[Work to be completed] Reproduce each record exactly.

[Data to use]
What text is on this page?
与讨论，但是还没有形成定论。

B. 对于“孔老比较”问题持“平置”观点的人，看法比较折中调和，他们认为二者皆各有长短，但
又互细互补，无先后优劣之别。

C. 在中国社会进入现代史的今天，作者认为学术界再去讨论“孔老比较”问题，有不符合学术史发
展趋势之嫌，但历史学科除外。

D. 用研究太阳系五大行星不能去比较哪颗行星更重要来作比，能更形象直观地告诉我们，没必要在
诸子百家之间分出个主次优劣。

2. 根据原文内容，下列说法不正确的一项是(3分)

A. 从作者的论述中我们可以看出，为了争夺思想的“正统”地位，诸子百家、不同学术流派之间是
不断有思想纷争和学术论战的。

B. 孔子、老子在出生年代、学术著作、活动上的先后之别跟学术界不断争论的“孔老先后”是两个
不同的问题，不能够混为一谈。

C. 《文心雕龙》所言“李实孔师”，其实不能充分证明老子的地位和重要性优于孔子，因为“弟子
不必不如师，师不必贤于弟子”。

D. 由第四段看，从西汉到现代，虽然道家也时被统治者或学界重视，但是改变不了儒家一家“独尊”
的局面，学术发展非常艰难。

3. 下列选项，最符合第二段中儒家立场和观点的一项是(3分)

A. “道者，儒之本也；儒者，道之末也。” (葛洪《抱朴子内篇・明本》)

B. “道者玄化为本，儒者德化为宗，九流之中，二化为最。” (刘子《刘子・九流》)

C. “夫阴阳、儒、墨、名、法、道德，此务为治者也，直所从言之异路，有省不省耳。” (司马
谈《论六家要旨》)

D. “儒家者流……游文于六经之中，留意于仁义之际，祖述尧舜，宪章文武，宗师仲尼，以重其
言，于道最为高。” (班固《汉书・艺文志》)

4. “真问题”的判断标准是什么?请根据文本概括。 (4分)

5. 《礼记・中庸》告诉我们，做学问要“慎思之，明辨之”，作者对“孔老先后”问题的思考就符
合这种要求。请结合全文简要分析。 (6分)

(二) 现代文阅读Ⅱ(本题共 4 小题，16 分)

[Final result]
What text is on this page?
与讨论，但是还没有形成定论。

B. 对于“孔老比较”问题持“平置”观点的人，看法比较折中调和，他们认为二者皆各有长短，但
又互细互补，无先后优劣之别。

C. 在中国社会进入现代史的今天，作者认为学术界再去讨论“孔老比较”问题，有不符合学术史发
展趋势之嫌，但历史学科除外。

D. 用研究太阳系五大行星不能去比较哪颗行星更重要来作比，能更形象直观地告诉我们，没必要在
诸子百家之间分出个主次优劣。

2. 根据原文内容，下列说法不正确的一项是(3分)

A. 从作者的论述中我们可以看出，为了争夺思想的“正统”地位，诸子百家、不同学术流派之间是
不断有思想纷争和学术论战的。

B. 孔子、老子在出生年代、学术著作、活动上的先后之别跟学术界不断争论的“孔老先后”是两个
不同的问题，不能够混为一谈。

C. 《文心雕龙》所言“李实孔师”，其实不能充分证明老子的地位和重要性优于孔子，因为“弟子
不必不如师，师不必贤于弟子”。

D. 由第四段看，从西汉到现代，虽然道家也时被统治者或学界重视，但是改变不了儒家一家“独尊”
的局面，学术发展非常艰难。

3. 下列选项，最符合第二段中儒家立场和观点的一项是(3分)

A. “道者，儒之本也；儒者，道之末也。” (葛洪《抱朴子内篇・明本》)

B. “道者玄化为本，儒者德化为宗，九流之中，二化为最。” (刘子《刘子・九流》)

C. “夫阴阳、儒、墨、名、法、道德，此务为治者也，直所从言之异路，有省不省耳。” (司马
谈《论六家要旨》)

D. “儒家者流……游文于六经之中，留意于仁义之际，祖述尧舜，宪章文武，宗师仲尼，以重其
言，于道最为高。” (班固《汉书・艺文志》)

4. “真问题”的判断标准是什么?请根据文本概括。 (4分)

5. 《礼记・中庸》告诉我们，做学问要“慎思之，明辨之”，作者对“孔老先后”问题的思考就符
合这种要求。请结合全文简要分析。 (6分)

(二) 现代文阅读Ⅱ(本题共 4 小题，16 分)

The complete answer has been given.